→ WHAT TO DO: Provide an exact transcription of all the records.

→ EXERCISE MATERIALS:
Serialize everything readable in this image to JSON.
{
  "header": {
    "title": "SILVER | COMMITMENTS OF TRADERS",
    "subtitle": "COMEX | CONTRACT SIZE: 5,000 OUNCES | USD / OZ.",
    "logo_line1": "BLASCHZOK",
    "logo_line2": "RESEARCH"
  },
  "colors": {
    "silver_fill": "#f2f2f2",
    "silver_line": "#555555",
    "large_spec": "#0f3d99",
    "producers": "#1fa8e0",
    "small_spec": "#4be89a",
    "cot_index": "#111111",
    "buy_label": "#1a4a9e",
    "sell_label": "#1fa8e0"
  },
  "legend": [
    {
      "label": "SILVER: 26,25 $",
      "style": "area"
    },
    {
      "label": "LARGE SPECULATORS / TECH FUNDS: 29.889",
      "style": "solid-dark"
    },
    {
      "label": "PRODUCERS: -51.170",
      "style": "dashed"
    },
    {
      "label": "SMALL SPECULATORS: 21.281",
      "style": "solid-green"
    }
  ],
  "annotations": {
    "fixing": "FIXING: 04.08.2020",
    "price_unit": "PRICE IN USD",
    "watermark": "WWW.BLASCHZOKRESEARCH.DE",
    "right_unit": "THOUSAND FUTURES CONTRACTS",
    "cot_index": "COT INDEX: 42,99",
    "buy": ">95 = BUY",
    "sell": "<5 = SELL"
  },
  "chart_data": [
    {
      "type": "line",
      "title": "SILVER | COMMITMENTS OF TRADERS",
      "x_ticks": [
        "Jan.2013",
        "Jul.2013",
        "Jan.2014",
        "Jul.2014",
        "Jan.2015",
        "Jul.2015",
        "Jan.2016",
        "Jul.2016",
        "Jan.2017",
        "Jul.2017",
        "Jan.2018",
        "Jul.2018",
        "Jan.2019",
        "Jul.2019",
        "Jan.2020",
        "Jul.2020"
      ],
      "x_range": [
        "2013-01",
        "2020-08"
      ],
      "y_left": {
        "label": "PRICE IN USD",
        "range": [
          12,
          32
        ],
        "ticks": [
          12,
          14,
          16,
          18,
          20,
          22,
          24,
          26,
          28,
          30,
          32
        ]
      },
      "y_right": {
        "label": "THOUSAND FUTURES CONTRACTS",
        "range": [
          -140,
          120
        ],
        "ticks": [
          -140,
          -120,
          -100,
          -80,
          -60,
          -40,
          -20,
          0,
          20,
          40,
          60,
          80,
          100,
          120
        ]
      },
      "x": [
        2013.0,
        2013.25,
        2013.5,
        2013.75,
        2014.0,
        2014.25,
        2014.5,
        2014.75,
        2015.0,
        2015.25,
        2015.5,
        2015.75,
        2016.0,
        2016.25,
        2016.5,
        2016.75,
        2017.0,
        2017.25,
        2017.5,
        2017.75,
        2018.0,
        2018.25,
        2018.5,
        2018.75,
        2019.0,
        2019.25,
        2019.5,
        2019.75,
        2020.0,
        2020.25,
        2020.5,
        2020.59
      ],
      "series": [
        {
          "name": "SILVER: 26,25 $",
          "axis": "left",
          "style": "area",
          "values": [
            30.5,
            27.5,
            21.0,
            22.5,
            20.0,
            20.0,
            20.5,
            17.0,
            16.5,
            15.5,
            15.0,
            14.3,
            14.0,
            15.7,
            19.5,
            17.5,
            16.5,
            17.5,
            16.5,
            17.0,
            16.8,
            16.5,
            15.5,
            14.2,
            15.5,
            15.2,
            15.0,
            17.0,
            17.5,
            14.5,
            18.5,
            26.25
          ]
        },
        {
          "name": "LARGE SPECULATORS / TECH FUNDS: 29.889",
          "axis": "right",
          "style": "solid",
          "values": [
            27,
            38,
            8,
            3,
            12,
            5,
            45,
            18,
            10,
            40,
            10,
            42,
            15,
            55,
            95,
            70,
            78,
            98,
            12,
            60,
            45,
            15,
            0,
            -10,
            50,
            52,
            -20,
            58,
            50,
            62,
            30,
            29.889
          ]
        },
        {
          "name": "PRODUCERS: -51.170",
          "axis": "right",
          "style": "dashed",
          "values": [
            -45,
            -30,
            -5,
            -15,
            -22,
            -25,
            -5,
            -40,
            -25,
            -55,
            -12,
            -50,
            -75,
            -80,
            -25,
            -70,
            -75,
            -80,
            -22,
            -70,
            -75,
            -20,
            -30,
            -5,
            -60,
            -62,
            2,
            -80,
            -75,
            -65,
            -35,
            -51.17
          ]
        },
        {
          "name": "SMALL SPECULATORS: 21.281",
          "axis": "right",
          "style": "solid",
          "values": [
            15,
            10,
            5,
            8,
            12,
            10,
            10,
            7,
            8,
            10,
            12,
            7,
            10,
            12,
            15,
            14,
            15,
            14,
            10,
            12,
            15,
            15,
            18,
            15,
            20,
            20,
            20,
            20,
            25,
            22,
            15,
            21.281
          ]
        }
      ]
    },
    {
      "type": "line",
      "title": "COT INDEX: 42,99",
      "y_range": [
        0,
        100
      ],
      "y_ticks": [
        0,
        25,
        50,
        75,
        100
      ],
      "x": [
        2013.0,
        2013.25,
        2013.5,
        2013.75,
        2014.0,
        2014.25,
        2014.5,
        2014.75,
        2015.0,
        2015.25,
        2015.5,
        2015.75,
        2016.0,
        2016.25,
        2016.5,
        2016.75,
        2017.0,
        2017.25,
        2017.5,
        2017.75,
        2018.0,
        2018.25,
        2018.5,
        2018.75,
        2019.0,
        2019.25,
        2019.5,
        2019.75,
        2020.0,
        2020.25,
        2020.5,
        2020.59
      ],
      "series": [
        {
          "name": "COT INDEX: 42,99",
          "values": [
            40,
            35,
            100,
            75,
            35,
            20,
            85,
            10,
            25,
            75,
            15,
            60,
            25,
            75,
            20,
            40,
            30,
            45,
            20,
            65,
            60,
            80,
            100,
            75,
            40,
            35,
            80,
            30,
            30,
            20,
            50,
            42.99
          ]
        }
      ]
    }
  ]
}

→ RESULT BELOW:
Serialize everything readable in this image to JSON.
{
  "header": {
    "title": "SILVER | COMMITMENTS OF TRADERS",
    "subtitle": "COMEX | CONTRACT SIZE: 5,000 OUNCES | USD / OZ.",
    "logo_line1": "BLASCHZOK",
    "logo_line2": "RESEARCH"
  },
  "colors": {
    "silver_fill": "#f2f2f2",
    "silver_line": "#555555",
    "large_spec": "#0f3d99",
    "producers": "#1fa8e0",
    "small_spec": "#4be89a",
    "cot_index": "#111111",
    "buy_label": "#1a4a9e",
    "sell_label": "#1fa8e0"
  },
  "legend": [
    {
      "label": "SILVER: 26,25 $",
      "style": "area"
    },
    {
      "label": "LARGE SPECULATORS / TECH FUNDS: 29.889",
      "style": "solid-dark"
    },
    {
      "label": "PRODUCERS: -51.170",
      "style": "dashed"
    },
    {
      "label": "SMALL SPECULATORS: 21.281",
      "style": "solid-green"
    }
  ],
  "annotations": {
    "fixing": "FIXING: 04.08.2020",
    "price_unit": "PRICE IN USD",
    "watermark": "WWW.BLASCHZOKRESEARCH.DE",
    "right_unit": "THOUSAND FUTURES CONTRACTS",
    "cot_index": "COT INDEX: 42,99",
    "buy": ">95 = BUY",
    "sell": "<5 = SELL"
  },
  "chart_data": [
    {
      "type": "line",
      "title": "SILVER | COMMITMENTS OF TRADERS",
      "x_ticks": [
        "Jan.2013",
        "Jul.2013",
        "Jan.2014",
        "Jul.2014",
        "Jan.2015",
        "Jul.2015",
        "Jan.2016",
        "Jul.2016",
        "Jan.2017",
        "Jul.2017",
        "Jan.2018",
        "Jul.2018",
        "Jan.2019",
        "Jul.2019",
        "Jan.2020",
        "Jul.2020"
      ],
      "x_range": [
        "2013-01",
        "2020-08"
      ],
      "y_left": {
        "label": "PRICE IN USD",
        "range": [
          12,
          32
        ],
        "ticks": [
          12,
          14,
          16,
          18,
          20,
          22,
          24,
          26,
          28,
          30,
          32
        ]
      },
      "y_right": {
        "label": "THOUSAND FUTURES CONTRACTS",
        "range": [
          -140,
          120
        ],
        "ticks": [
          -140,
          -120,
          -100,
          -80,
          -60,
          -40,
          -20,
          0,
          20,
          40,
          60,
          80,
          100,
          120
        ]
      },
      "x": [
        2013.0,
        2013.25,
        2013.5,
        2013.75,
        2014.0,
        2014.25,
        2014.5,
        2014.75,
        2015.0,
        2015.25,
        2015.5,
        2015.75,
        2016.0,
        2016.25,
        2016.5,
        2016.75,
        2017.0,
        2017.25,
        2017.5,
        2017.75,
        2018.0,
        2018.25,
        2018.5,
        2018.75,
        2019.0,
        2019.25,
        2019.5,
        2019.75,
        2020.0,
        2020.25,
        2020.5,
        2020.59
      ],
      "series": [
        {
          "name": "SILVER: 26,25 $",
          "axis": "left",
          "style": "area",
          "values": [
            30.5,
            27.5,
            21.0,
            22.5,
            20.0,
            20.0,
            20.5,
            17.0,
            16.5,
            15.5,
            15.0,
            14.3,
            14.0,
            15.7,
            19.5,
            17.5,
            16.5,
            17.5,
            16.5,
            17.0,
            16.8,
            16.5,
            15.5,
            14.2,
            15.5,
            15.2,
            15.0,
            17.0,
            17.5,
            14.5,
            18.5,
            26.25
          ]
        },
        {
          "name": "LARGE SPECULATORS / TECH FUNDS: 29.889",
          "axis": "right",
          "style": "solid",
          "values": [
            27,
            38,
            8,
            3,
            12,
            5,
            45,
            18,
            10,
            40,
            10,
            42,
            15,
            55,
            95,
            70,
            78,
            98,
            12,
            60,
            45,
            15,
            0,
            -10,
            50,
            52,
            -20,
            58,
            50,
            62,
            30,
            29.889
          ]
        },
        {
          "name": "PRODUCERS: -51.170",
          "axis": "right",
          "style": "dashed",
          "values": [
            -45,
            -30,
            -5,
            -15,
            -22,
            -25,
            -5,
            -40,
            -25,
            -55,
            -12,
            -50,
            -75,
            -80,
            -25,
            -70,
            -75,
            -80,
            -22,
            -70,
            -75,
            -20,
            -30,
            -5,
            -60,
            -62,
            2,
            -80,
            -75,
            -65,
            -35,
            -51.17
          ]
        },
        {
          "name": "SMALL SPECULATORS: 21.281",
          "axis": "right",
          "style": "solid",
          "values": [
            15,
            10,
            5,
            8,
            12,
            10,
            10,
            7,
            8,
            10,
            12,
            7,
            10,
            12,
            15,
            14,
            15,
            14,
            10,
            12,
            15,
            15,
            18,
            15,
            20,
            20,
            20,
            20,
            25,
            22,
            15,
            21.281
          ]
        }
      ]
    },
    {
      "type": "line",
      "title": "COT INDEX: 42,99",
      "y_range": [
        0,
        100
      ],
      "y_ticks": [
        0,
        25,
        50,
        75,
        100
      ],
      "x": [
        2013.0,
        2013.25,
        2013.5,
        2013.75,
        2014.0,
        2014.25,
        2014.5,
        2014.75,
        2015.0,
        2015.25,
        2015.5,
        2015.75,
        2016.0,
        2016.25,
        2016.5,
        2016.75,
        2017.0,
        2017.25,
        2017.5,
        2017.75,
        2018.0,
        2018.25,
        2018.5,
        2018.75,
        2019.0,
        2019.25,
        2019.5,
        2019.75,
        2020.0,
        2020.25,
        2020.5,
        2020.59
      ],
      "series": [
        {
          "name": "COT INDEX: 42,99",
          "values": [
            40,
            35,
            100,
            75,
            35,
            20,
            85,
            10,
            25,
            75,
            15,
            60,
            25,
            75,
            20,
            40,
            30,
            45,
            20,
            65,
            60,
            80,
            100,
            75,
            40,
            35,
            80,
            30,
            30,
            20,
            50,
            42.99
          ]
        }
      ]
    }
  ]
}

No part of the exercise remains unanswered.